▶ **Data to use**:
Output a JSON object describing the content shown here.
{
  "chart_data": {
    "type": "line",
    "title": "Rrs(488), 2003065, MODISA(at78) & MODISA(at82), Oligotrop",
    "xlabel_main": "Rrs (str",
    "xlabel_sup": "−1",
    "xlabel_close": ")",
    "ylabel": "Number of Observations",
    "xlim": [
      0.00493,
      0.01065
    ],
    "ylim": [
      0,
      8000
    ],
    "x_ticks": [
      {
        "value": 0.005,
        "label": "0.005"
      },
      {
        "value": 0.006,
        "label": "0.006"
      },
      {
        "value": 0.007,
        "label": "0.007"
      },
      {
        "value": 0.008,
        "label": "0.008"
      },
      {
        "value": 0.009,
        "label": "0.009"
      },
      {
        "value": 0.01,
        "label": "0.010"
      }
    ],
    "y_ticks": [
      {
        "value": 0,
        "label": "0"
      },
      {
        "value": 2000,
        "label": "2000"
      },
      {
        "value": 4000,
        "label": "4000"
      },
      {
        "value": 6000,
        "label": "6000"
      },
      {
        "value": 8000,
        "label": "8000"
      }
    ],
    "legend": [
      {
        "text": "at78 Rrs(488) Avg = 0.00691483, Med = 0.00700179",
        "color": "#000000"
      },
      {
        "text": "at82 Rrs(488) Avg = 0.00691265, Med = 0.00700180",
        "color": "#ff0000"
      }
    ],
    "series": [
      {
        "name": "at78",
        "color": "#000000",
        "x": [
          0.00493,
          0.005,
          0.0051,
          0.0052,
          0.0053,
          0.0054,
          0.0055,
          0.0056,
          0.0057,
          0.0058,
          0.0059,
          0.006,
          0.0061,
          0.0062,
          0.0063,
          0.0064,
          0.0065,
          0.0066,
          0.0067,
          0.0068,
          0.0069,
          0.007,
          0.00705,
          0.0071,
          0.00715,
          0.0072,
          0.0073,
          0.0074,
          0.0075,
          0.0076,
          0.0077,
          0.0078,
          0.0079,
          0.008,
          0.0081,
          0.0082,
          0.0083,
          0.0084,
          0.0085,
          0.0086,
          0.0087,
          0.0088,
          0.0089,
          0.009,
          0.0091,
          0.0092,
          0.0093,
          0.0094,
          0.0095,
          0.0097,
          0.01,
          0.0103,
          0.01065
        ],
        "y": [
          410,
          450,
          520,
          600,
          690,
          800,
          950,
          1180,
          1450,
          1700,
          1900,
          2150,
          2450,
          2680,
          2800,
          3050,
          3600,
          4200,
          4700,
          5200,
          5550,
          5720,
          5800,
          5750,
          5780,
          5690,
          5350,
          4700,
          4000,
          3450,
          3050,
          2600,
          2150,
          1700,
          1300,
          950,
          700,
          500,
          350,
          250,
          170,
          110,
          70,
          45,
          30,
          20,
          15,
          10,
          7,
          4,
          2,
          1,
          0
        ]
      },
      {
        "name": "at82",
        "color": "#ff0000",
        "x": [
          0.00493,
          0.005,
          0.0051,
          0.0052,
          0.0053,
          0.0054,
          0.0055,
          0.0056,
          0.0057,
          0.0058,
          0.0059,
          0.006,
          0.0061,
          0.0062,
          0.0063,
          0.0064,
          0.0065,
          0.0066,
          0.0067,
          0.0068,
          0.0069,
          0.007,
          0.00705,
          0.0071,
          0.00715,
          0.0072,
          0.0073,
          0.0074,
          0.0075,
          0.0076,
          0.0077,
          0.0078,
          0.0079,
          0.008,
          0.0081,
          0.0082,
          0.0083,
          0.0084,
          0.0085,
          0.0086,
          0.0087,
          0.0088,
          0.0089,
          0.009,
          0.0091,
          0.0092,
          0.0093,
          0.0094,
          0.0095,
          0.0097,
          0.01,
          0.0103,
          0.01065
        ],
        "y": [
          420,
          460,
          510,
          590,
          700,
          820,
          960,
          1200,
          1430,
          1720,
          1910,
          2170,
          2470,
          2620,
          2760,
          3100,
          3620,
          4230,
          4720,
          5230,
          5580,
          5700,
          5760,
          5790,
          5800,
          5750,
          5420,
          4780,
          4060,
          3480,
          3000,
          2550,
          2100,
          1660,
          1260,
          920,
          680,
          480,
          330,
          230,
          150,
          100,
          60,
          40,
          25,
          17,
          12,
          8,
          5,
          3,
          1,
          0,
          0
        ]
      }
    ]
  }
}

▶ **Exercise goal**:
All lines that include "value" are to be gathered and copied.

▶ **Written answer**:
        "value": 0.005,
        "value": 0.006,
        "value": 0.007,
        "value": 0.008,
        "value": 0.009,
        "value": 0.01,
        "value": 0,
        "value": 2000,
        "value": 4000,
        "value": 6000,
        "value": 8000,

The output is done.